» **Work required**
Collect every line of the material below that contains the string "initiator", and copy each such line in full. Treat case as significant when matching.

Extracted records
========
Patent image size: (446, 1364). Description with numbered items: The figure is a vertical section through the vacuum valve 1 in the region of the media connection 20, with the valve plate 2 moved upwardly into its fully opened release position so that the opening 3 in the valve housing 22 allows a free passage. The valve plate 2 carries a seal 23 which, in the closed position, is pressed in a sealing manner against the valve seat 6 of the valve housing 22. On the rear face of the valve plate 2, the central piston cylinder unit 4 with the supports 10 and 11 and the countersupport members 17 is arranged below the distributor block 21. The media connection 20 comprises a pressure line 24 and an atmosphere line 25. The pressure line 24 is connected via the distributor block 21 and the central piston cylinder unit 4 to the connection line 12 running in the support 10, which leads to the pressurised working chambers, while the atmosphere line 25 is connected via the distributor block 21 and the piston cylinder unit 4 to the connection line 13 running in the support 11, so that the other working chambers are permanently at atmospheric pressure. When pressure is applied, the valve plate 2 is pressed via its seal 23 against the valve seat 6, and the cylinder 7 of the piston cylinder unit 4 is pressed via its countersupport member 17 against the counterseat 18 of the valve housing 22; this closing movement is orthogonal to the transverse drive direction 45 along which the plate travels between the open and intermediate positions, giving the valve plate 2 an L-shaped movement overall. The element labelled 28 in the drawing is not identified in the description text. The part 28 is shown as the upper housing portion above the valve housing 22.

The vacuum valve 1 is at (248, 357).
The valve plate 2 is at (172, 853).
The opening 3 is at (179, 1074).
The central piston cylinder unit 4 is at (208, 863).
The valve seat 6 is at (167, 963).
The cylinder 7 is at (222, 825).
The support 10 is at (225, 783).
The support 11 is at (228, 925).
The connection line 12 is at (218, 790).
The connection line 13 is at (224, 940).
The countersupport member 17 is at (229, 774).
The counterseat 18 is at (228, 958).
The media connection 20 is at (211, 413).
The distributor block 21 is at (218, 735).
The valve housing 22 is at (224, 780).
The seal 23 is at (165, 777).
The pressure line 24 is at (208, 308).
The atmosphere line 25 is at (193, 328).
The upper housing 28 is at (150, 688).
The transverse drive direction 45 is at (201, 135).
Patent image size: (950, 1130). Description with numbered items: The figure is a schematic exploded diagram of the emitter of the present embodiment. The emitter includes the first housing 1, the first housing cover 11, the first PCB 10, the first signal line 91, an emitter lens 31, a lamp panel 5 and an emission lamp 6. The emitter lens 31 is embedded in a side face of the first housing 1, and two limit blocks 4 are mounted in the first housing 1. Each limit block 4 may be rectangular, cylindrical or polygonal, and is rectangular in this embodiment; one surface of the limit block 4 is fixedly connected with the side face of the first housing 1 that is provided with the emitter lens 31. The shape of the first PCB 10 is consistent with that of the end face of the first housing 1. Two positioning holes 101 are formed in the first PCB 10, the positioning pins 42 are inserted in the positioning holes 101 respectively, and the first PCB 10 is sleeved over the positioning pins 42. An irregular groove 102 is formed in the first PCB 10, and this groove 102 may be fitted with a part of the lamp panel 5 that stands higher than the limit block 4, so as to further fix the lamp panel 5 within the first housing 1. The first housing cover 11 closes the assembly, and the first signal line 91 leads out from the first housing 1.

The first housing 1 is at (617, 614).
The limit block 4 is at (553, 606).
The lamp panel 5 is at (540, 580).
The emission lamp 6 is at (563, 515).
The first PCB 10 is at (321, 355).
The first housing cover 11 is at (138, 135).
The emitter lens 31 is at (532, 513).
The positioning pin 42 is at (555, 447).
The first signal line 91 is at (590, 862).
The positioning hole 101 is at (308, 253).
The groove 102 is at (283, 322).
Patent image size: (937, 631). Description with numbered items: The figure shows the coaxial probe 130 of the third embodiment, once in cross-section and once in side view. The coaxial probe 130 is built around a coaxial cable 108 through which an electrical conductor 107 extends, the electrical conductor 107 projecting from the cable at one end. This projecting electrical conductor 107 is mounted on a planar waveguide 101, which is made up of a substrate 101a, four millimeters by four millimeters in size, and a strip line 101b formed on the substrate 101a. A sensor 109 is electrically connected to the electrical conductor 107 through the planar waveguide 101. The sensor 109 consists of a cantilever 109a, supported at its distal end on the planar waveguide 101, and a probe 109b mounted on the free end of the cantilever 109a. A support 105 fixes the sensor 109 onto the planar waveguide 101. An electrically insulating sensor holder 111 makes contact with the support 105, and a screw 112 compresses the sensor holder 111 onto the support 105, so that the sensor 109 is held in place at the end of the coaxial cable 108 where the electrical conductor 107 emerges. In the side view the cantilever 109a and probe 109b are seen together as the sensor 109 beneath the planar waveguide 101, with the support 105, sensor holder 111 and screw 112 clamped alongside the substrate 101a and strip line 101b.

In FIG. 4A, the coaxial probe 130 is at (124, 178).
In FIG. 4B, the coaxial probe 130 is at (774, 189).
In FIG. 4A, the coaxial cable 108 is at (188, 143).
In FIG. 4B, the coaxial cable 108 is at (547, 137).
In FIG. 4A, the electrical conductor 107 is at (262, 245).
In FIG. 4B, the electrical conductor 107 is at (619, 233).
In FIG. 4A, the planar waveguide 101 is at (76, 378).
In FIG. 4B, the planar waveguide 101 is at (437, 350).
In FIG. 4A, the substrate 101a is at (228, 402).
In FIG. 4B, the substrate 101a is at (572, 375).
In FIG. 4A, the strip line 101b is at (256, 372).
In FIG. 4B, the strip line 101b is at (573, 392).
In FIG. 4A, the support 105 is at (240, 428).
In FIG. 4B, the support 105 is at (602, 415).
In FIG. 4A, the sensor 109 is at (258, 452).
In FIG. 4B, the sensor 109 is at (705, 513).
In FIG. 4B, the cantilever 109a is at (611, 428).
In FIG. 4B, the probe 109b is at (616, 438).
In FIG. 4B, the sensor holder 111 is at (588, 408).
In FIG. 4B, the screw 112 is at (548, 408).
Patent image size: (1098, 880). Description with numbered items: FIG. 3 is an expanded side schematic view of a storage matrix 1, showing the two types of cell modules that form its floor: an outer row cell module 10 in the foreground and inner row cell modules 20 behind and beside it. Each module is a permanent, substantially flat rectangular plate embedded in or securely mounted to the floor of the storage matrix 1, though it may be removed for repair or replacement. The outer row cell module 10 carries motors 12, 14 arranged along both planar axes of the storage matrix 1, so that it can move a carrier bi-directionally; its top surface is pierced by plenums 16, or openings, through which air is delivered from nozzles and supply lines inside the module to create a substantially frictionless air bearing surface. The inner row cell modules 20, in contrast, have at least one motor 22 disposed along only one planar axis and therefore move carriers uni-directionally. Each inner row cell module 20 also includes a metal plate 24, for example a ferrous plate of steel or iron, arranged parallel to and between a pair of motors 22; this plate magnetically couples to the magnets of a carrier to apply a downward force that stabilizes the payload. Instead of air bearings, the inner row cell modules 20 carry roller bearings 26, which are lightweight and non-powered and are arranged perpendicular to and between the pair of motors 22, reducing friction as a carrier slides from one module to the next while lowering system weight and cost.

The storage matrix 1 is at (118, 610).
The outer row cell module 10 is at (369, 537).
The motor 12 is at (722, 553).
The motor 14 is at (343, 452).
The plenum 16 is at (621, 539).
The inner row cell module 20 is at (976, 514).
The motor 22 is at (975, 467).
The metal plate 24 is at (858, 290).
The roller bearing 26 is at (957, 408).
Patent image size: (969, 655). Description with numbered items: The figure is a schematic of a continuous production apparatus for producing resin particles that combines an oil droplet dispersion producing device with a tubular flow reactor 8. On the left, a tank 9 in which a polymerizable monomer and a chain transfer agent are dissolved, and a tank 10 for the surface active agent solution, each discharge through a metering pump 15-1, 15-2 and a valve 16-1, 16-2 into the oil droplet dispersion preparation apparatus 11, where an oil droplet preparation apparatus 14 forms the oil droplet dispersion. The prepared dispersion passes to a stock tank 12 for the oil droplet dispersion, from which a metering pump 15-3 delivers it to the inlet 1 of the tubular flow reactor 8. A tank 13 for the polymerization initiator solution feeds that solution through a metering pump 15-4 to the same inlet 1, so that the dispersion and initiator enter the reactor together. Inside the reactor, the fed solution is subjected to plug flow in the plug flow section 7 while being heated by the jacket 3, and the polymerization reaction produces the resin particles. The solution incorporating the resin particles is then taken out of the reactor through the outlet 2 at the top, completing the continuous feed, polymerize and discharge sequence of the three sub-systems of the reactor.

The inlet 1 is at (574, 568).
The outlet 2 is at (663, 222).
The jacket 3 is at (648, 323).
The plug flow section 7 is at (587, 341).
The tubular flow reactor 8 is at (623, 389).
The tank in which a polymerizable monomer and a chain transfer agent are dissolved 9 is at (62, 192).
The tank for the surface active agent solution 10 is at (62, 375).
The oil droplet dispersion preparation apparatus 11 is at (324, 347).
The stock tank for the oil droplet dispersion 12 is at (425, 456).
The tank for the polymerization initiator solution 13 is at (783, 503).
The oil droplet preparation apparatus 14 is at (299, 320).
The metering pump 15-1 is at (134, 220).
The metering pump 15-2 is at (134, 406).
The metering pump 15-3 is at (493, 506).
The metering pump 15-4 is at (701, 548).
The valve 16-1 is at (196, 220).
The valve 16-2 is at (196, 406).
========
» **Task answer**
Patent image size: (969, 655). Description with numbered items: The figure is a schematic of a continuous production apparatus for producing resin particles that combines an oil droplet dispersion producing device with a tubular flow reactor 8. On the left, a tank 9 in which a polymerizable monomer and a chain transfer agent are dissolved, and a tank 10 for the surface active agent solution, each discharge through a metering pump 15-1, 15-2 and a valve 16-1, 16-2 into the oil droplet dispersion preparation apparatus 11, where an oil droplet preparation apparatus 14 forms the oil droplet dispersion. The prepared dispersion passes to a stock tank 12 for the oil droplet dispersion, from which a metering pump 15-3 delivers it to the inlet 1 of the tubular flow reactor 8. A tank 13 for the polymerization initiator solution feeds that solution through a metering pump 15-4 to the same inlet 1, so that the dispersion and initiator enter the reactor together. Inside the reactor, the fed solution is subjected to plug flow in the plug flow section 7 while being heated by the jacket 3, and the polymerization reaction produces the resin particles. The solution incorporating the resin particles is then taken out of the reactor through the outlet 2 at the top, completing the continuous feed, polymerize and discharge sequence of the three sub-systems of the reactor.
The tank for the polymerization initiator solution 13 is at (783, 503).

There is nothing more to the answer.